◆ The request
Look through the material below. Copy every line with the string "observations" in it.

**** Records for this exercise ****

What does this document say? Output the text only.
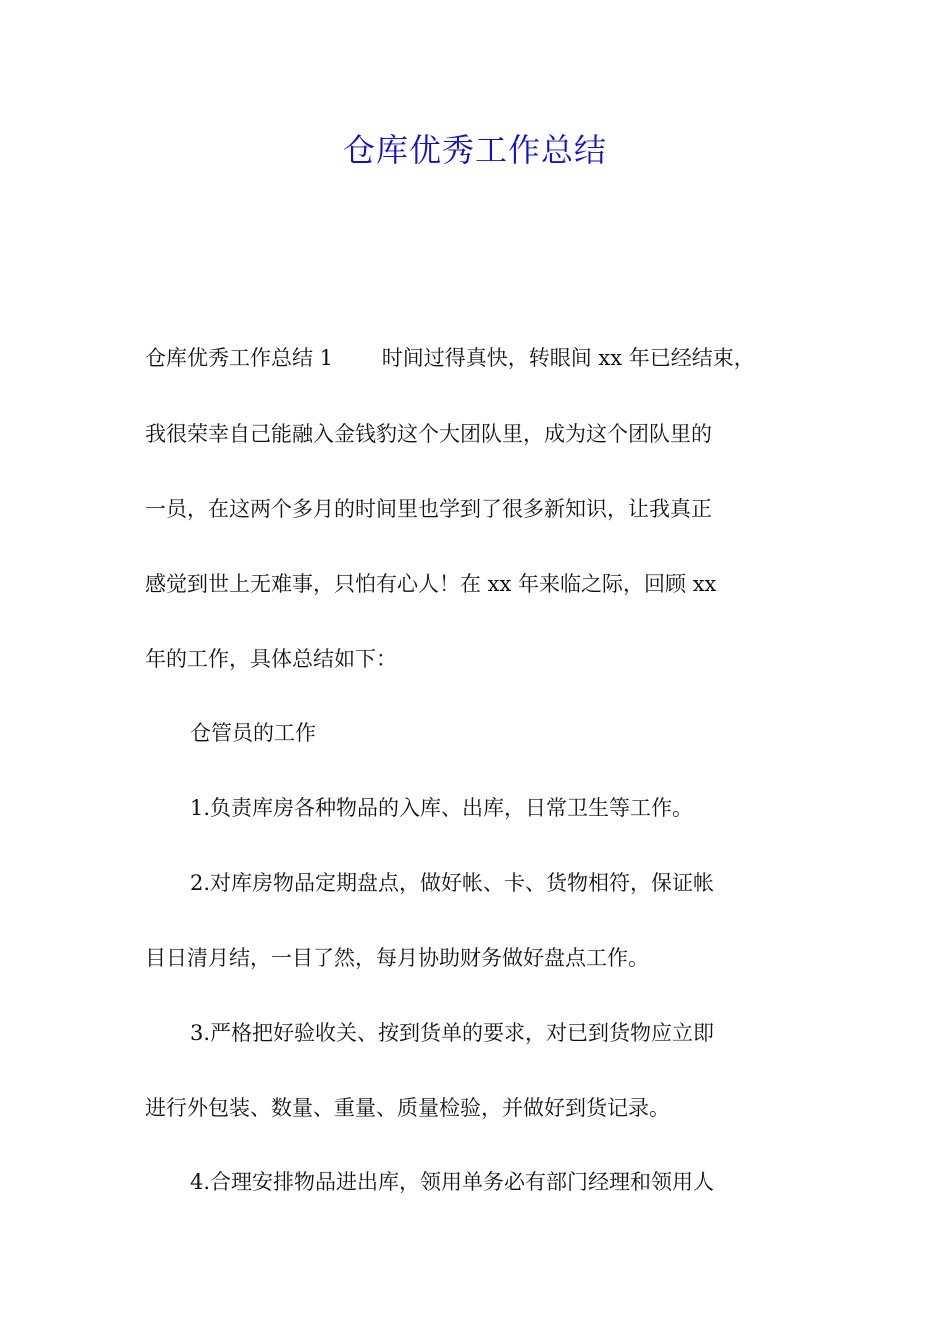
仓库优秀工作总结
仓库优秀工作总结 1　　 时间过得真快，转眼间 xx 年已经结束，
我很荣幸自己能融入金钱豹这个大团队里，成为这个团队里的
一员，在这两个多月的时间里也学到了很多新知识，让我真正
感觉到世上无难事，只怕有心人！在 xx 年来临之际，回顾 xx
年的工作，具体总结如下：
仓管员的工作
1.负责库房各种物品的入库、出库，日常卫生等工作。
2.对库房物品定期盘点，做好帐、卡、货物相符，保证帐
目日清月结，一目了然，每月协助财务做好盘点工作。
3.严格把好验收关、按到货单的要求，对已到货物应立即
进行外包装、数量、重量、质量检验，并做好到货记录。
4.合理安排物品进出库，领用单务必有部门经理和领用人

****
**** Records for this exercise ****

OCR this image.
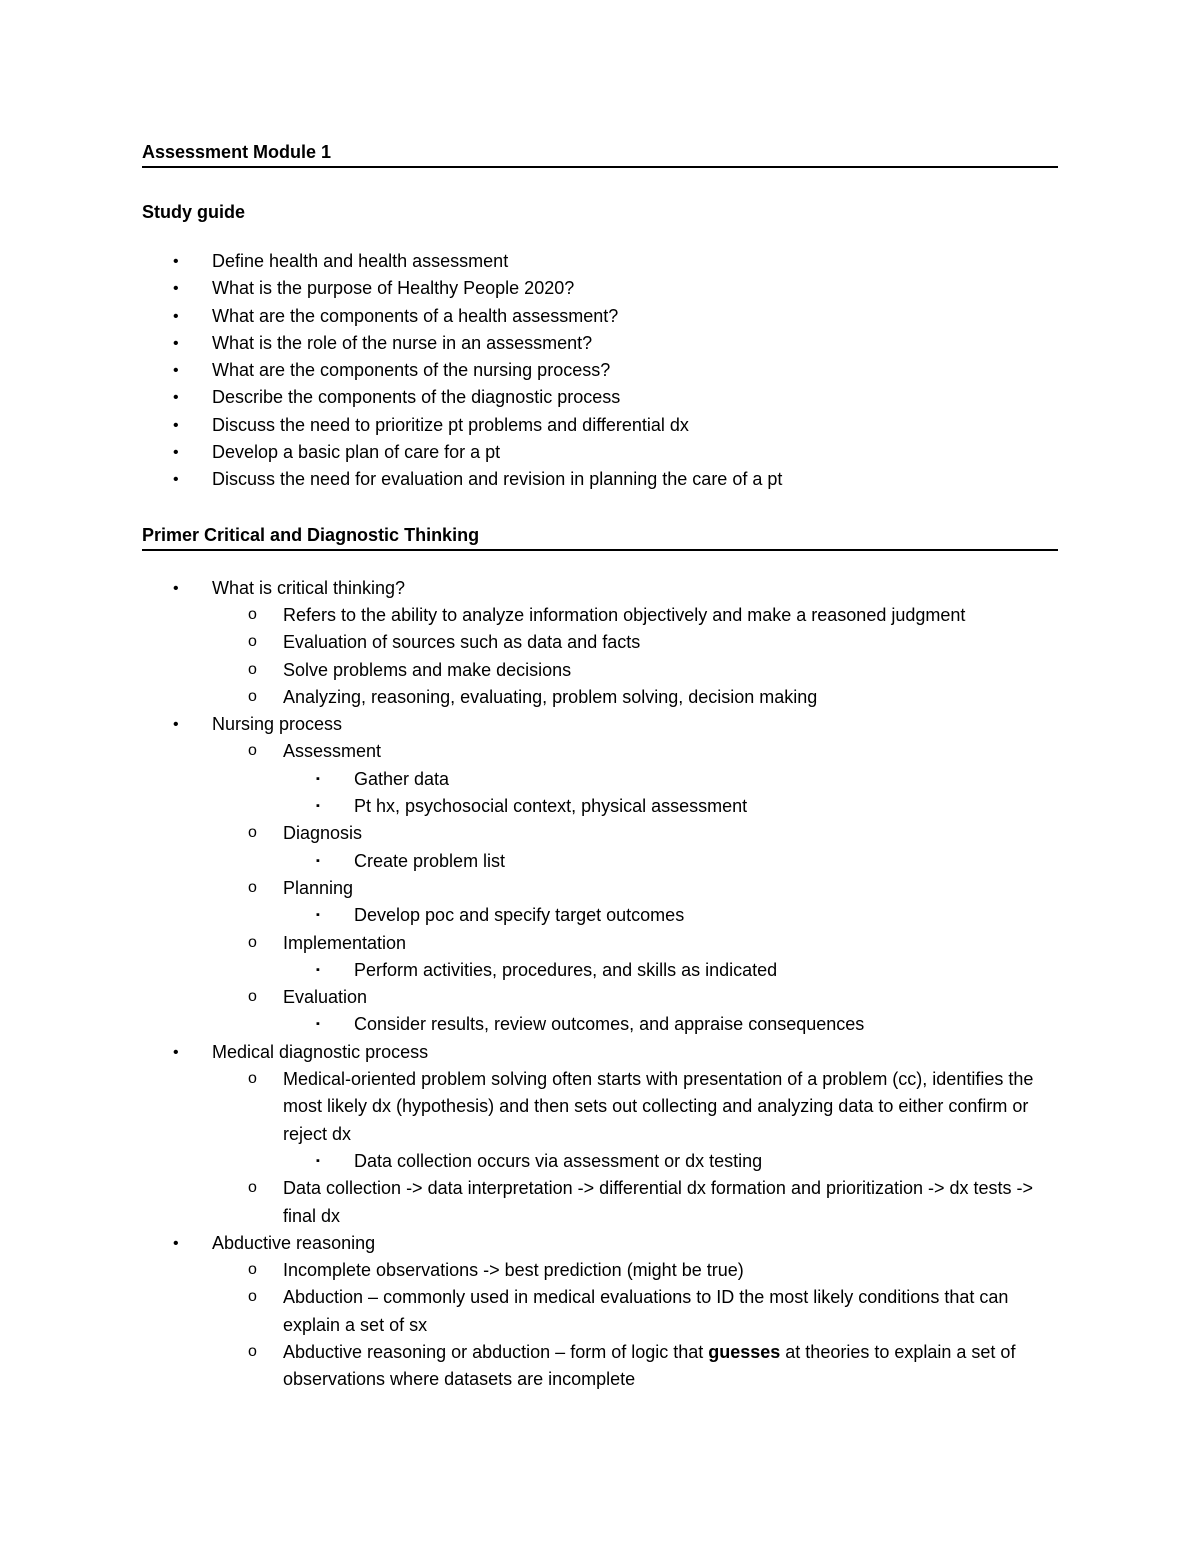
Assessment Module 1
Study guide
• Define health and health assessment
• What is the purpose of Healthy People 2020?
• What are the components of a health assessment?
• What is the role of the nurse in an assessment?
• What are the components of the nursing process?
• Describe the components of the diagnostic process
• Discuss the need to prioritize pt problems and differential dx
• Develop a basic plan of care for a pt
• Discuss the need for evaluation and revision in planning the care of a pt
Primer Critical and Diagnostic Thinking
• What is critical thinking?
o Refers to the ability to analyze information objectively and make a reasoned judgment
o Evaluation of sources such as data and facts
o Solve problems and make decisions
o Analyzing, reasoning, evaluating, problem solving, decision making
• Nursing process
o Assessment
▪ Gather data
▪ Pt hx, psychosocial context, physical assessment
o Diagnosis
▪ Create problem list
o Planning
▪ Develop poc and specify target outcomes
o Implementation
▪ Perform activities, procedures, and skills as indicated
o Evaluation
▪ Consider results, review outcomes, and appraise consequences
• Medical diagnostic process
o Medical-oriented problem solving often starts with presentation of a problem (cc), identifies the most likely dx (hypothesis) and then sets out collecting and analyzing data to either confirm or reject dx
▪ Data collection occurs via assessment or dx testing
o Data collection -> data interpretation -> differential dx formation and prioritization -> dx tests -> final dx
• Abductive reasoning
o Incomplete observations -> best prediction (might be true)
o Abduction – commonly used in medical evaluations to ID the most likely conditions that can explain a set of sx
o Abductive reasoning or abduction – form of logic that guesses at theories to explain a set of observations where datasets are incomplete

****

◆ Correct response
o Incomplete observations -> best prediction (might be true)
o Abductive reasoning or abduction – form of logic that guesses at theories to explain a set of observations where datasets are incomplete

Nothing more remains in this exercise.